SET EXERCISE: Write out the whole listing again, exactly.
━━ STORED DATA ━━
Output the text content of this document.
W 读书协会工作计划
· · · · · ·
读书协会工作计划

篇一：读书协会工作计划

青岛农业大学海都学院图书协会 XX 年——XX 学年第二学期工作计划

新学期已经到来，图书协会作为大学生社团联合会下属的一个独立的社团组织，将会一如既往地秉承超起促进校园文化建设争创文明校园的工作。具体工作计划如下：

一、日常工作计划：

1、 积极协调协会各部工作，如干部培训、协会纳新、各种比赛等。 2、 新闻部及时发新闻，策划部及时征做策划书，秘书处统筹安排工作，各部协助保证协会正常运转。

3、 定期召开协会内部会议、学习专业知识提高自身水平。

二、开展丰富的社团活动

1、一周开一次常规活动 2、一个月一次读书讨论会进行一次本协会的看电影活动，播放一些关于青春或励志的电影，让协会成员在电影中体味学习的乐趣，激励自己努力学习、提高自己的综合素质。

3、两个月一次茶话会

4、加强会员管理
━━━
RESULT OF THE EXERCISE:
Output the text content of this document.
W 读书协会工作计划
· · · · · ·
读书协会工作计划

篇一：读书协会工作计划

青岛农业大学海都学院图书协会 XX 年——XX 学年第二学期工作计划

新学期已经到来，图书协会作为大学生社团联合会下属的一个独立的社团组织，将会一如既往地秉承超起促进校园文化建设争创文明校园的工作。具体工作计划如下：

一、日常工作计划：

1、 积极协调协会各部工作，如干部培训、协会纳新、各种比赛等。 2、 新闻部及时发新闻，策划部及时征做策划书，秘书处统筹安排工作，各部协助保证协会正常运转。

3、 定期召开协会内部会议、学习专业知识提高自身水平。

二、开展丰富的社团活动

1、一周开一次常规活动 2、一个月一次读书讨论会进行一次本协会的看电影活动，播放一些关于青春或励志的电影，让协会成员在电影中体味学习的乐趣，激励自己努力学习、提高自己的综合素质。

3、两个月一次茶话会

4、加强会员管理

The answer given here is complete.